--- Begin ---

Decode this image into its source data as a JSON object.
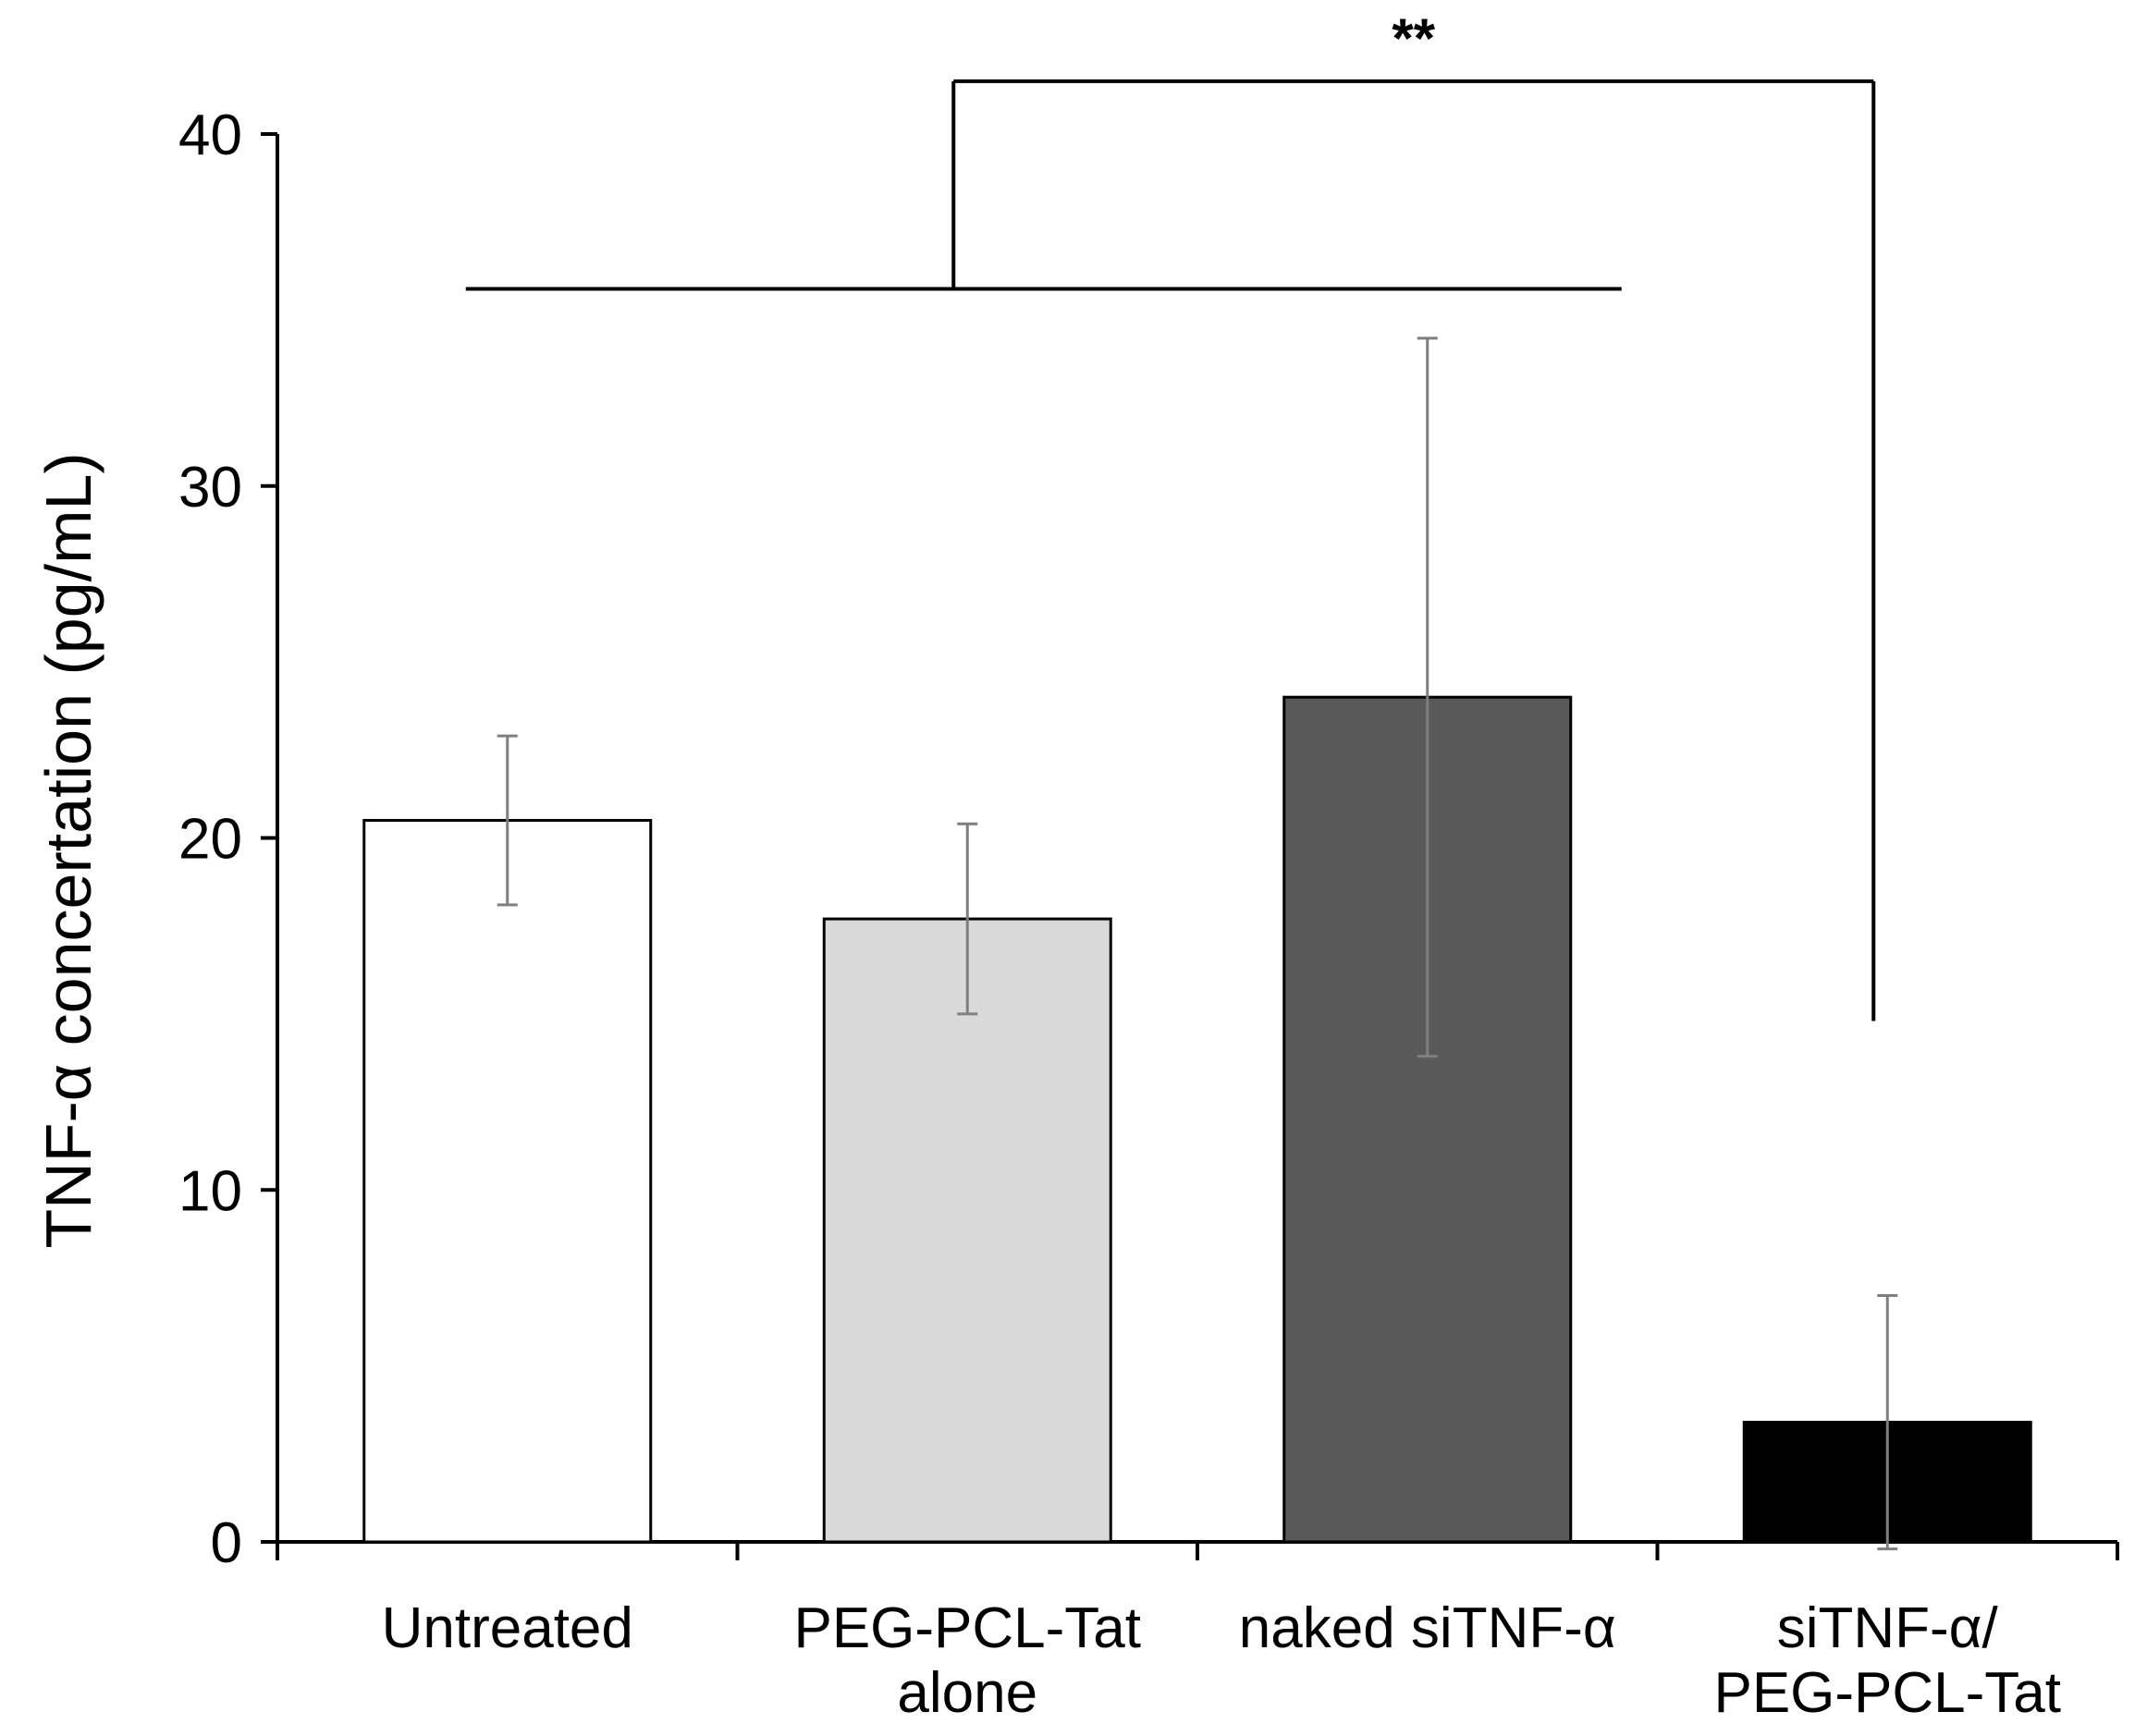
{
  "chart_data": {
    "type": "bar",
    "title": "",
    "xlabel": "",
    "ylabel": "TNF-α concertation (pg/mL)",
    "ylim": [
      0,
      40
    ],
    "yticks": [
      0,
      10,
      20,
      30,
      40
    ],
    "categories": [
      [
        "Untreated"
      ],
      [
        "PEG-PCL-Tat",
        "alone"
      ],
      [
        "naked siTNF-α"
      ],
      [
        "siTNF-α/",
        "PEG-PCL-Tat"
      ]
    ],
    "values": [
      20.5,
      17.7,
      24.0,
      3.4
    ],
    "errors": [
      2.4,
      2.7,
      10.2,
      3.6
    ],
    "colors": [
      "#ffffff",
      "#d9d9d9",
      "#595959",
      "#000000"
    ],
    "significance": {
      "label": "**",
      "groups": [
        "Untreated",
        "PEG-PCL-Tat alone",
        "naked siTNF-α"
      ],
      "versus": "siTNF-α/PEG-PCL-Tat",
      "group_bar_value": 35.6,
      "top_value": 41.5,
      "right_drop_to": 14.8
    }
  }
}
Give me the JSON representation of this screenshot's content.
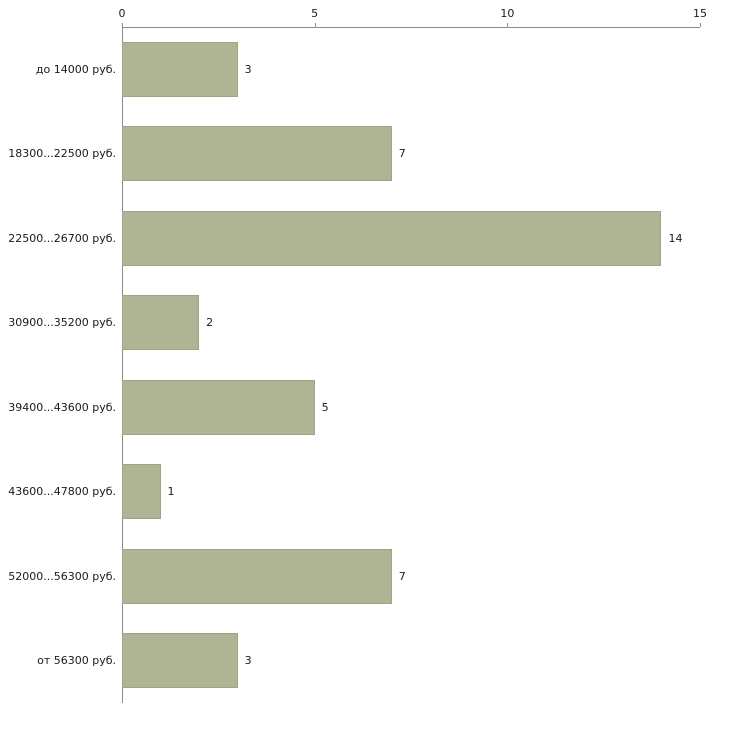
{
  "chart_data": {
    "type": "bar",
    "orientation": "horizontal",
    "title": "",
    "categories": [
      "до 14000 руб.",
      "18300...22500 руб.",
      "22500...26700 руб.",
      "30900...35200 руб.",
      "39400...43600 руб.",
      "43600...47800 руб.",
      "52000...56300 руб.",
      "от 56300 руб."
    ],
    "values": [
      3,
      7,
      14,
      2,
      5,
      1,
      7,
      3
    ],
    "value_labels": [
      "3",
      "7",
      "14",
      "2",
      "5",
      "1",
      "7",
      "3"
    ],
    "xlim": [
      0,
      15
    ],
    "xticks": [
      "0",
      "5",
      "10",
      "15"
    ],
    "grid": false,
    "legend": false,
    "bar_color": "#afb494",
    "bar_border_color": "#9fa483",
    "axis_color": "#8c8c8c",
    "text_color": "#1a1a1a"
  }
}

--- End ---

_GOAL_: The pictures in the entries should be left out; output everything else exactly.

_ANSWER FOR THE TASK_:
Decode this image into its source data as a JSON object.
{
  "chart_data": {
    "type": "bar",
    "title": "",
    "xlabel": "",
    "ylabel": "TNF-α concertation (pg/mL)",
    "ylim": [
      0,
      40
    ],
    "yticks": [
      0,
      10,
      20,
      30,
      40
    ],
    "categories": [
      [
        "Untreated"
      ],
      [
        "PEG-PCL-Tat",
        "alone"
      ],
      [
        "naked siTNF-α"
      ],
      [
        "siTNF-α/",
        "PEG-PCL-Tat"
      ]
    ],
    "values": [
      20.5,
      17.7,
      24.0,
      3.4
    ],
    "errors": [
      2.4,
      2.7,
      10.2,
      3.6
    ],
    "colors": [
      "#ffffff",
      "#d9d9d9",
      "#595959",
      "#000000"
    ],
    "significance": {
      "label": "**",
      "groups": [
        "Untreated",
        "PEG-PCL-Tat alone",
        "naked siTNF-α"
      ],
      "versus": "siTNF-α/PEG-PCL-Tat",
      "group_bar_value": 35.6,
      "top_value": 41.5,
      "right_drop_to": 14.8
    }
  }
}
Give me the JSON representation of this screenshot's content.
{
  "chart_data": {
    "type": "bar",
    "orientation": "horizontal",
    "title": "",
    "categories": [
      "до 14000 руб.",
      "18300...22500 руб.",
      "22500...26700 руб.",
      "30900...35200 руб.",
      "39400...43600 руб.",
      "43600...47800 руб.",
      "52000...56300 руб.",
      "от 56300 руб."
    ],
    "values": [
      3,
      7,
      14,
      2,
      5,
      1,
      7,
      3
    ],
    "value_labels": [
      "3",
      "7",
      "14",
      "2",
      "5",
      "1",
      "7",
      "3"
    ],
    "xlim": [
      0,
      15
    ],
    "xticks": [
      "0",
      "5",
      "10",
      "15"
    ],
    "grid": false,
    "legend": false,
    "bar_color": "#afb494",
    "bar_border_color": "#9fa483",
    "axis_color": "#8c8c8c",
    "text_color": "#1a1a1a"
  }
}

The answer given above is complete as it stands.